▶ _Instructions to follow_: Repeat the full listing, word for word.

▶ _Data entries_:
◆ ◆ ◆ ◆ ◆

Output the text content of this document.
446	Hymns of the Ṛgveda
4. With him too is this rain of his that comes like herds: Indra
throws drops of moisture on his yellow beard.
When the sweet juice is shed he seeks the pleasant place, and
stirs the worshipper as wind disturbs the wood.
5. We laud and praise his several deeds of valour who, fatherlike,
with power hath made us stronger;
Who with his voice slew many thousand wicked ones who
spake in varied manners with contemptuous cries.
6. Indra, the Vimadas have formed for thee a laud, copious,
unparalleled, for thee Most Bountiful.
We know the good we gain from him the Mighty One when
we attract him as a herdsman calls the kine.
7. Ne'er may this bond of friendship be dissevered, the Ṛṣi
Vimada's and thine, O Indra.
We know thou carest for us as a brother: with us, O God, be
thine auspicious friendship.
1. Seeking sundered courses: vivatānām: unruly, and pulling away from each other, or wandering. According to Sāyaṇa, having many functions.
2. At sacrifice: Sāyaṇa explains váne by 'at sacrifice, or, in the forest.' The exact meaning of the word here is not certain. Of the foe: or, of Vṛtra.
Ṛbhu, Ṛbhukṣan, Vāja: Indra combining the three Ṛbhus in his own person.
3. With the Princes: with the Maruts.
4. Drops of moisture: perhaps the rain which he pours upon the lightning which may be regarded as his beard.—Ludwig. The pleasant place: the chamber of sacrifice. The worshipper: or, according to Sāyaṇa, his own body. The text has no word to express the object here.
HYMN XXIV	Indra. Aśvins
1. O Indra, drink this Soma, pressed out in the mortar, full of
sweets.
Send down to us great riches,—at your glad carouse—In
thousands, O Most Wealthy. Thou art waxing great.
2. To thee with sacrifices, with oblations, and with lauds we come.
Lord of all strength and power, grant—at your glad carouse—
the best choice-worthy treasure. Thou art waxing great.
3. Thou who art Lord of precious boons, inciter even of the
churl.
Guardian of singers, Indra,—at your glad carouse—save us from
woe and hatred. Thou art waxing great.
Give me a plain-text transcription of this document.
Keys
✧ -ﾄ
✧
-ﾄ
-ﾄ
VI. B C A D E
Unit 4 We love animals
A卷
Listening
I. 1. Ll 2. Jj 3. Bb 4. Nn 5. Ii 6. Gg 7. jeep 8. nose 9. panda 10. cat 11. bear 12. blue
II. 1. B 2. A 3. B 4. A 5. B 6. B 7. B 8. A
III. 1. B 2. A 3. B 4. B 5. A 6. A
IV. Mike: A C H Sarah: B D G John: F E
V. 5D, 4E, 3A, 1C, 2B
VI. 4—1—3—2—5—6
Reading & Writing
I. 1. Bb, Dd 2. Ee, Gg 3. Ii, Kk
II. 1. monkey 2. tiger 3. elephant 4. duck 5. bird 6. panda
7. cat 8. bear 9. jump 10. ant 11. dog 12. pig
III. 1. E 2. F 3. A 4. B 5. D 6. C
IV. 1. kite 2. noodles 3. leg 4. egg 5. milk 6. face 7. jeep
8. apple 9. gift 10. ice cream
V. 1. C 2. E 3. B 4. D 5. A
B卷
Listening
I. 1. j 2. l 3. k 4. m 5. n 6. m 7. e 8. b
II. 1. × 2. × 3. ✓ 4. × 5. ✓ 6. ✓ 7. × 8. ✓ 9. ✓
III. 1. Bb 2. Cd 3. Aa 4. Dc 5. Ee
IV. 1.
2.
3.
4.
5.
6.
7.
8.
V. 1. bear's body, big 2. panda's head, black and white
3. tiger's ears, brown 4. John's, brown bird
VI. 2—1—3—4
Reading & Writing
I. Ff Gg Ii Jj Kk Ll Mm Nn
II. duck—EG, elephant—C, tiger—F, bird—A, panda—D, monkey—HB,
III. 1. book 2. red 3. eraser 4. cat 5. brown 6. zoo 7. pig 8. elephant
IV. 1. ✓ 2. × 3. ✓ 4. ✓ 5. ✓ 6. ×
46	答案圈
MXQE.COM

◆ ◆ ◆ ◆ ◆

▶ _Correct response_:
Output the text content of this document.
446	Hymns of the Ṛgveda
4. With him too is this rain of his that comes like herds: Indra
throws drops of moisture on his yellow beard.
When the sweet juice is shed he seeks the pleasant place, and
stirs the worshipper as wind disturbs the wood.
5. We laud and praise his several deeds of valour who, fatherlike,
with power hath made us stronger;
Who with his voice slew many thousand wicked ones who
spake in varied manners with contemptuous cries.
6. Indra, the Vimadas have formed for thee a laud, copious,
unparalleled, for thee Most Bountiful.
We know the good we gain from him the Mighty One when
we attract him as a herdsman calls the kine.
7. Ne'er may this bond of friendship be dissevered, the Ṛṣi
Vimada's and thine, O Indra.
We know thou carest for us as a brother: with us, O God, be
thine auspicious friendship.
1. Seeking sundered courses: vivatānām: unruly, and pulling away from each other, or wandering. According to Sāyaṇa, having many functions.
2. At sacrifice: Sāyaṇa explains váne by 'at sacrifice, or, in the forest.' The exact meaning of the word here is not certain. Of the foe: or, of Vṛtra.
Ṛbhu, Ṛbhukṣan, Vāja: Indra combining the three Ṛbhus in his own person.
3. With the Princes: with the Maruts.
4. Drops of moisture: perhaps the rain which he pours upon the lightning which may be regarded as his beard.—Ludwig. The pleasant place: the chamber of sacrifice. The worshipper: or, according to Sāyaṇa, his own body. The text has no word to express the object here.
HYMN XXIV	Indra. Aśvins
1. O Indra, drink this Soma, pressed out in the mortar, full of
sweets.
Send down to us great riches,—at your glad carouse—In
thousands, O Most Wealthy. Thou art waxing great.
2. To thee with sacrifices, with oblations, and with lauds we come.
Lord of all strength and power, grant—at your glad carouse—
the best choice-worthy treasure. Thou art waxing great.
3. Thou who art Lord of precious boons, inciter even of the
churl.
Guardian of singers, Indra,—at your glad carouse—save us from
woe and hatred. Thou art waxing great.
Give me a plain-text transcription of this document.
Keys
✧ -ﾄ
✧
-ﾄ
-ﾄ
VI. B C A D E
Unit 4 We love animals
A卷
Listening
I. 1. Ll 2. Jj 3. Bb 4. Nn 5. Ii 6. Gg 7. jeep 8. nose 9. panda 10. cat 11. bear 12. blue
II. 1. B 2. A 3. B 4. A 5. B 6. B 7. B 8. A
III. 1. B 2. A 3. B 4. B 5. A 6. A
IV. Mike: A C H Sarah: B D G John: F E
V. 5D, 4E, 3A, 1C, 2B
VI. 4—1—3—2—5—6
Reading & Writing
I. 1. Bb, Dd 2. Ee, Gg 3. Ii, Kk
II. 1. monkey 2. tiger 3. elephant 4. duck 5. bird 6. panda
7. cat 8. bear 9. jump 10. ant 11. dog 12. pig
III. 1. E 2. F 3. A 4. B 5. D 6. C
IV. 1. kite 2. noodles 3. leg 4. egg 5. milk 6. face 7. jeep
8. apple 9. gift 10. ice cream
V. 1. C 2. E 3. B 4. D 5. A
B卷
Listening
I. 1. j 2. l 3. k 4. m 5. n 6. m 7. e 8. b
II. 1. × 2. × 3. ✓ 4. × 5. ✓ 6. ✓ 7. × 8. ✓ 9. ✓
III. 1. Bb 2. Cd 3. Aa 4. Dc 5. Ee
IV. 1.
2.
3.
4.
5.
6.
7.
8.
V. 1. bear's body, big 2. panda's head, black and white
3. tiger's ears, brown 4. John's, brown bird
VI. 2—1—3—4
Reading & Writing
I. Ff Gg Ii Jj Kk Ll Mm Nn
II. duck—EG, elephant—C, tiger—F, bird—A, panda—D, monkey—HB,
III. 1. book 2. red 3. eraser 4. cat 5. brown 6. zoo 7. pig 8. elephant
IV. 1. ✓ 2. × 3. ✓ 4. ✓ 5. ✓ 6. ×
46	答案圈
MXQE.COM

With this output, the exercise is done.